▶ Document excerpt:
Most of the participating artists were born between the late seventies and the eighties, and entered the art scene in the 2000s. They were marked by the economic, social and political circumstanses of the Alfonsinist spring, the convertibility crisis and the economic, social and political explosion of 2001, which became the key to read what was happening in the field of art in those years. They are the ones who receive the legacy of Tao del Arte, the exhibition curated by Jorge Gumier Maier at the Recoleta Cultural Center in 1997. There, in the curatorial text, between Osho and the Tao of physics by Fritjof Capra, the aesthetic paradigm of those years was condensed. They are also the young people who are fully going through the times of a type of spirituality that in its beginnings was presented as an alternative.
For several years now, bioenergetics and coaching have been cornering psychoanalysis, tofu is gaining ground over steak and yoga is competing with localized gymnastics. In the bestseller lists, self-help books share space with encyclopedias on mushrooms and the most sophisticated astrological guides. Shamans, gurus and social science researchers urge us to recognize and pay homage to Gaia and Pachamama. How does the superimposition of beliefs, practices and knowledge, often ancestral, that make up that elusive thing we could call contemporary spirituality, impact and constitute us?

▶ Given task 1:
Quote the passage on artists and contemporary spirituality between "Most of the" and "as an alternative.", inclusive.
▶ Given task 2:
Extend the passage on artists and contemporary spirituality, beginning after its last sentence.

Layout annotation data
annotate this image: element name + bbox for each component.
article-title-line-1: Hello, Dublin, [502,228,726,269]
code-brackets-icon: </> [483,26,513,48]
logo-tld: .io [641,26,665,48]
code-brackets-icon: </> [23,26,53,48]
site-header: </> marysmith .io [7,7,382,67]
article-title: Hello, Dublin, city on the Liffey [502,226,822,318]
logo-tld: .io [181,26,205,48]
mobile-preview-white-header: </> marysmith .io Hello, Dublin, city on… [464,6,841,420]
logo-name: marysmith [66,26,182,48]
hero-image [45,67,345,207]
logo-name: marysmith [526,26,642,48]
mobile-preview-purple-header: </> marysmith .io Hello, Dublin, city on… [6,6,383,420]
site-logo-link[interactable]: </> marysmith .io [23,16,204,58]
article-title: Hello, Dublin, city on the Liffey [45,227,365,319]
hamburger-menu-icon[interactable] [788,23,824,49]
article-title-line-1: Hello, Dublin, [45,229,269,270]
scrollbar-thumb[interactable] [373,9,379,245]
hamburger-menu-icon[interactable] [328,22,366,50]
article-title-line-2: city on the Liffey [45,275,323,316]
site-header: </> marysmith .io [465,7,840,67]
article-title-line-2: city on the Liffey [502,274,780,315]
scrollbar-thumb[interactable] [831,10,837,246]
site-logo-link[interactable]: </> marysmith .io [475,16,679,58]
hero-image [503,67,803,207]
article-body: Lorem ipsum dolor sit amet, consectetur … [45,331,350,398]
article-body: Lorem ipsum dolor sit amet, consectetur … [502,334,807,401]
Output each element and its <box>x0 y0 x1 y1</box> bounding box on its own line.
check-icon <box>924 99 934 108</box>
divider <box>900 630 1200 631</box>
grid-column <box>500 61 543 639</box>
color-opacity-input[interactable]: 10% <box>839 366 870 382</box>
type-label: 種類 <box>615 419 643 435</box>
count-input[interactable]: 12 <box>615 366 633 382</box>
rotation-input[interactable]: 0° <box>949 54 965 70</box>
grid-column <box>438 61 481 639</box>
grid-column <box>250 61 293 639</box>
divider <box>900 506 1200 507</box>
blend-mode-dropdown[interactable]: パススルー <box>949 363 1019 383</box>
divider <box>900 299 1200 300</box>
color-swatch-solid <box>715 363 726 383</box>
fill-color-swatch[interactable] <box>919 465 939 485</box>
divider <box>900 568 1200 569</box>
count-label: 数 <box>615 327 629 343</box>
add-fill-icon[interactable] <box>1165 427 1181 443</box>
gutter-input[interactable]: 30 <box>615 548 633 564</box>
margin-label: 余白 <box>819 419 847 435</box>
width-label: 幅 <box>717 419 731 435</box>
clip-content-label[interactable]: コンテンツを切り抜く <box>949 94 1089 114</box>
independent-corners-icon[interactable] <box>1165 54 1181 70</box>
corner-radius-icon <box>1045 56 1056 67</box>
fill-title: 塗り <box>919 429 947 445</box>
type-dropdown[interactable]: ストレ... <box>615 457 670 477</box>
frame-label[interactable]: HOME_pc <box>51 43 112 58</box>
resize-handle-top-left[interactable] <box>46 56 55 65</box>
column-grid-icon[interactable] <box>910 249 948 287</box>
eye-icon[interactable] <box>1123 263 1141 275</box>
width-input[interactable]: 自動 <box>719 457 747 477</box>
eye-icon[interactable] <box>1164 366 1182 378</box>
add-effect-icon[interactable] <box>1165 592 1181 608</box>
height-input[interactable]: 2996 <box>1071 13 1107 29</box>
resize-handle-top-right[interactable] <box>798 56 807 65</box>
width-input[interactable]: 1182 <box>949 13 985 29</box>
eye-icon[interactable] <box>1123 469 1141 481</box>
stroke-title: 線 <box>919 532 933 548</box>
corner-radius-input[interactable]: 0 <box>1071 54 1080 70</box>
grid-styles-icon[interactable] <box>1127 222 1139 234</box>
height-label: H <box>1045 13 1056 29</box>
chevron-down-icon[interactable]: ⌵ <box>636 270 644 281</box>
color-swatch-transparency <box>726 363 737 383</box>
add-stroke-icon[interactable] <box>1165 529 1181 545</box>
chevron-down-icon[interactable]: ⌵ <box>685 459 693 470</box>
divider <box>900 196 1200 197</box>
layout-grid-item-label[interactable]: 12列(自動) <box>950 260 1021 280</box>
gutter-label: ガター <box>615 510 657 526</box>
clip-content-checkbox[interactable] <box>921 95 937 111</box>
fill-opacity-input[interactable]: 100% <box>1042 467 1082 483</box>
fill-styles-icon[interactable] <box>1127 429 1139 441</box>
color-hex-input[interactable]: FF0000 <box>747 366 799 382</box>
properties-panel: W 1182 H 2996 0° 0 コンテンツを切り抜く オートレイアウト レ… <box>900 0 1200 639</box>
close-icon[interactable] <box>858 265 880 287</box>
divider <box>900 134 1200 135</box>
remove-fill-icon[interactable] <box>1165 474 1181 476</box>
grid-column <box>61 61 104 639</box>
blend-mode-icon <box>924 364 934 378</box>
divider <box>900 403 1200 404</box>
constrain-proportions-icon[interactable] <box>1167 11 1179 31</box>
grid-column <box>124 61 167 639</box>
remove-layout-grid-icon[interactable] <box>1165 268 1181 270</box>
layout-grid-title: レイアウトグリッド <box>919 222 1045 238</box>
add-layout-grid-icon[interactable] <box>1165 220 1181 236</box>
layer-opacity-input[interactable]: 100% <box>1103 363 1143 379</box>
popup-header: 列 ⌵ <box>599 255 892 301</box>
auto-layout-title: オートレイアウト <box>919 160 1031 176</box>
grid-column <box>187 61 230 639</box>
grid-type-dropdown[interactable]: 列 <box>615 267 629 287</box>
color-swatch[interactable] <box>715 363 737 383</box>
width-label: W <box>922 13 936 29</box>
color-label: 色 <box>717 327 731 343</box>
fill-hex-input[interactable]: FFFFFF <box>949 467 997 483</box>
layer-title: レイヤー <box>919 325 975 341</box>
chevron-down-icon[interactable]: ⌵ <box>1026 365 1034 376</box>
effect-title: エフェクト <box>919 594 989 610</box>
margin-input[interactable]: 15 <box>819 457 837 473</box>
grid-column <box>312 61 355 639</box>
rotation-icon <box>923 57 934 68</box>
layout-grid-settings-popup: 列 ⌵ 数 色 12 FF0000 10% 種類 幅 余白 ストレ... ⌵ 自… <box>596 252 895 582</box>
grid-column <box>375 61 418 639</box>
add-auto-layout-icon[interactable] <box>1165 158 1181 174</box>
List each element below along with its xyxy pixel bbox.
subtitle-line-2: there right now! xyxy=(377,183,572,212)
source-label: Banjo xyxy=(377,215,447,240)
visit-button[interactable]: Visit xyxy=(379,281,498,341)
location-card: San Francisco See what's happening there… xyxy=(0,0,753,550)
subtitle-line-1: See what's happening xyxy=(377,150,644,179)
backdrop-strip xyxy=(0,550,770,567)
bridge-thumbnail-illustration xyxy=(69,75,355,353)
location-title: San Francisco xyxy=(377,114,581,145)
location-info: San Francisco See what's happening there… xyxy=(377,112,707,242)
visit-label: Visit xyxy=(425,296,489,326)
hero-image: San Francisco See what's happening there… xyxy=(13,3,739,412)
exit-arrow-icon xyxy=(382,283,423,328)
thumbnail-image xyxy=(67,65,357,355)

▶ Exercise output 1:
Most of the participating artists were born between the late seventies and the eighties, and entered the art scene in the 2000s. They were marked by the economic, social and political circumstanses of the Alfonsinist spring, the convertibility crisis and the economic, social and political explosion of 2001, which became the key to read what was happening in the field of art in those years. They are the ones who receive the legacy of Tao del Arte, the exhibition curated by Jorge Gumier Maier at the Recoleta Cultural Center in 1997. There, in the curatorial text, between Osho and the Tao of physics by Fritjof Capra, the aesthetic paradigm of those years was condensed. They are also the young people who are fully going through the times of a type of spirituality that in its beginnings was presented as an alternative.

▶ Exercise output 2:
In the words of curator Lara Marmor: "The incorporation of habits crossed by discourses that celebrate self-awareness, healthy living and positivity enables a freer experience of desire and pleasure, at the antipodes of the weight of guilt, sin and sacrifice in traditional Western religions. Personal and social transformation, an issue that pivots between neoliberal individualism and the communitarian associationism of the various activisms, takes on an unusual presence (...) Open to experimentation, these works break the binomials: man/nature, rationality/spirituality, mind/body, and from humor, irony or the deepest spiritual search realize that energy and transforming force are fundamental, today and here, in these moments of change."
Participating artists: Diego Bianchi, Paula Castro, Laura Códega, Roberta Di Paolo, Nicolás Domínguez Nacif, Bruno Dubner, Carlos Herrera, Daniel Leber, Martín Legón, Nicolás Mastraccio, Eduardo Navarro, Gastón Pérsico, Belén Romero Gunset, Marisa Rubio, Lucía Reissig, Mariana Telleria, Ana Vogelfang, Ana Won.